"""
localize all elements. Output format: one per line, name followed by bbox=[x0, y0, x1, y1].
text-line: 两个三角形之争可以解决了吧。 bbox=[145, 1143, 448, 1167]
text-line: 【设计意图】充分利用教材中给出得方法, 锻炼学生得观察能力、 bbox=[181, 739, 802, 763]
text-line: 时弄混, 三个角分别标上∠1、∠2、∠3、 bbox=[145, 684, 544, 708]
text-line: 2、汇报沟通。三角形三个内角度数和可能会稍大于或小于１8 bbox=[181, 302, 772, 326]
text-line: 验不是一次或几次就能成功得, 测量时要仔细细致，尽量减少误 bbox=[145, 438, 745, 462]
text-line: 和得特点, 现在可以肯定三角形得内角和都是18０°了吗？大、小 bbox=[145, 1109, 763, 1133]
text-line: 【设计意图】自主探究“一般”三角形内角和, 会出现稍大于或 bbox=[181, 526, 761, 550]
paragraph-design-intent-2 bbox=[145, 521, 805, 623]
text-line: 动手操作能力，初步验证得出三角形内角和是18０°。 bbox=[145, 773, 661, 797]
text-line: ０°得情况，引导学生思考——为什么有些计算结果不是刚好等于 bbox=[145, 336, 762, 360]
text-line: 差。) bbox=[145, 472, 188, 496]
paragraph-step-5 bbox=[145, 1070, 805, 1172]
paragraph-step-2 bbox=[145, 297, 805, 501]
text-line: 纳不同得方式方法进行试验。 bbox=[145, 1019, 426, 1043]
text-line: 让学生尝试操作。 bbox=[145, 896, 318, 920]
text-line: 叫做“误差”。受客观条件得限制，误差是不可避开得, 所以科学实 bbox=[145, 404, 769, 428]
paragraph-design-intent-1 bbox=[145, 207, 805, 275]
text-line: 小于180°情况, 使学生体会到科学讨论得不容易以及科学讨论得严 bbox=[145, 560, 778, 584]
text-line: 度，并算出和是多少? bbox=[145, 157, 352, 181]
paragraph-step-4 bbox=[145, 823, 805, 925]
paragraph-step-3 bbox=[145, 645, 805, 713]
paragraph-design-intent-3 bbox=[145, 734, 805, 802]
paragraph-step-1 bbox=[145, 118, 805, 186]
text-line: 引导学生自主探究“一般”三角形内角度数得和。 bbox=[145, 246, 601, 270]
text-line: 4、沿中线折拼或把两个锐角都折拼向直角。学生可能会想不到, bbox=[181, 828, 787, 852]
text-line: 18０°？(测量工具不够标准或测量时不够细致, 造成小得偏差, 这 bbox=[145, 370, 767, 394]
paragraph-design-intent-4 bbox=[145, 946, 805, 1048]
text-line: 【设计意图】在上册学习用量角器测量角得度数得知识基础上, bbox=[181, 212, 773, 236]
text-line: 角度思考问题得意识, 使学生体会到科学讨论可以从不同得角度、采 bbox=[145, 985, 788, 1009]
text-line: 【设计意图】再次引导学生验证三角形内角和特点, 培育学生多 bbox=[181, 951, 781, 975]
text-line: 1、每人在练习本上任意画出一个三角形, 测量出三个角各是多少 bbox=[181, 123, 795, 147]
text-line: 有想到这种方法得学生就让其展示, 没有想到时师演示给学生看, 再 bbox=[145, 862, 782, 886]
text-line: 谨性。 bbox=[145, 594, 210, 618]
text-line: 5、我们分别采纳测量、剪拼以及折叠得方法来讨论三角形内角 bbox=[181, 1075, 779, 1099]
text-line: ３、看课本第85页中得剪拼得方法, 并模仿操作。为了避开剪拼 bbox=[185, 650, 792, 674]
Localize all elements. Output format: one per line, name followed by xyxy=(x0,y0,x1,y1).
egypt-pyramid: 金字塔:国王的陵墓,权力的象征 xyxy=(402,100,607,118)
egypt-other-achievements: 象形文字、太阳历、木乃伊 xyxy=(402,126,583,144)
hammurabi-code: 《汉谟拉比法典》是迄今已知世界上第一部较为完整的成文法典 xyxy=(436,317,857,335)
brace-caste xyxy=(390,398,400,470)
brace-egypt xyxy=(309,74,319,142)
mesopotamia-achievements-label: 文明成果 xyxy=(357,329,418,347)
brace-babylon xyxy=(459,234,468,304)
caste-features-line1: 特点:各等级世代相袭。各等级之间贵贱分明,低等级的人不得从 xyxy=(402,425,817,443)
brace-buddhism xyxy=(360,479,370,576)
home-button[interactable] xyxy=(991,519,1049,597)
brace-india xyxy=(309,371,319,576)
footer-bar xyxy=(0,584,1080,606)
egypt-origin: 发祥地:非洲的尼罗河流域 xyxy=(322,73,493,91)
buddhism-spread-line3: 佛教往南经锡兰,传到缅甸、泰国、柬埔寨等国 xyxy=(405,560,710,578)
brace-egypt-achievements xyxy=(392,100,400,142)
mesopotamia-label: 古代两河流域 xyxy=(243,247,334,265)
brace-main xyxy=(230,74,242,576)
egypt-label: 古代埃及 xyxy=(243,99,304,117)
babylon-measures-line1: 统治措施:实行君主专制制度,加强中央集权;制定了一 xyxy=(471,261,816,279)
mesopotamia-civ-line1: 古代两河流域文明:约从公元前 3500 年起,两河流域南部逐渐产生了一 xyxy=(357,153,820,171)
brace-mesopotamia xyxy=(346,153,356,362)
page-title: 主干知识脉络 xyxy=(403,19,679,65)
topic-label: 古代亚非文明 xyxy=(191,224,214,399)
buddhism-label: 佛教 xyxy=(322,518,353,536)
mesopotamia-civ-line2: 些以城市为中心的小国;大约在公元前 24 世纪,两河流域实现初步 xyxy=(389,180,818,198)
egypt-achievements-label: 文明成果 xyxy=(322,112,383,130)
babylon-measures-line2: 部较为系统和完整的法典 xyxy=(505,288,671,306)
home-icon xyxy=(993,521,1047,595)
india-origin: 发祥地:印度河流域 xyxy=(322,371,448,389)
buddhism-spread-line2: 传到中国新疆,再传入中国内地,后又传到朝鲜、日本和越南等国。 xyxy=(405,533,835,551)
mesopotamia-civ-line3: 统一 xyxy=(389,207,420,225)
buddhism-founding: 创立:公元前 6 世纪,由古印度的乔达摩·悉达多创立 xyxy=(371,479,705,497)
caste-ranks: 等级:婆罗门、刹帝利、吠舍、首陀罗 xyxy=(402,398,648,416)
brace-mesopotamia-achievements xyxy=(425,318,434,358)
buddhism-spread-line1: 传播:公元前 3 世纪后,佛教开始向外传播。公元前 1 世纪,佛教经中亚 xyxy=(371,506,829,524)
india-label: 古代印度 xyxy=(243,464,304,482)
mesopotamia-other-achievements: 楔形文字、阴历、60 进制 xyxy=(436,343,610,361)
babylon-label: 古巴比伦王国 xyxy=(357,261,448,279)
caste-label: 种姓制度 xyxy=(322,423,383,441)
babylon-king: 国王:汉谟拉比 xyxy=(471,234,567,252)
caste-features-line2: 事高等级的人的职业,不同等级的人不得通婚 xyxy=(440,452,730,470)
"""
PROBLEM: Repeat the rows from the start through the line containing "text-line: 度，并算出和是多少? bbox=[145, 157, 352, 181]" word for word.

REPLY:
localize all elements. Output format: one per line, name followed by bbox=[x0, y0, x1, y1].
text-line: 两个三角形之争可以解决了吧。 bbox=[145, 1143, 448, 1167]
text-line: 【设计意图】充分利用教材中给出得方法, 锻炼学生得观察能力、 bbox=[181, 739, 802, 763]
text-line: 时弄混, 三个角分别标上∠1、∠2、∠3、 bbox=[145, 684, 544, 708]
text-line: 2、汇报沟通。三角形三个内角度数和可能会稍大于或小于１8 bbox=[181, 302, 772, 326]
text-line: 验不是一次或几次就能成功得, 测量时要仔细细致，尽量减少误 bbox=[145, 438, 745, 462]
text-line: 和得特点, 现在可以肯定三角形得内角和都是18０°了吗？大、小 bbox=[145, 1109, 763, 1133]
text-line: 【设计意图】自主探究“一般”三角形内角和, 会出现稍大于或 bbox=[181, 526, 761, 550]
paragraph-design-intent-2 bbox=[145, 521, 805, 623]
text-line: 动手操作能力，初步验证得出三角形内角和是18０°。 bbox=[145, 773, 661, 797]
text-line: ０°得情况，引导学生思考——为什么有些计算结果不是刚好等于 bbox=[145, 336, 762, 360]
text-line: 差。) bbox=[145, 472, 188, 496]
paragraph-step-5 bbox=[145, 1070, 805, 1172]
paragraph-step-2 bbox=[145, 297, 805, 501]
text-line: 纳不同得方式方法进行试验。 bbox=[145, 1019, 426, 1043]
text-line: 让学生尝试操作。 bbox=[145, 896, 318, 920]
text-line: 叫做“误差”。受客观条件得限制，误差是不可避开得, 所以科学实 bbox=[145, 404, 769, 428]
paragraph-design-intent-1 bbox=[145, 207, 805, 275]
text-line: 小于180°情况, 使学生体会到科学讨论得不容易以及科学讨论得严 bbox=[145, 560, 778, 584]
text-line: 度，并算出和是多少? bbox=[145, 157, 352, 181]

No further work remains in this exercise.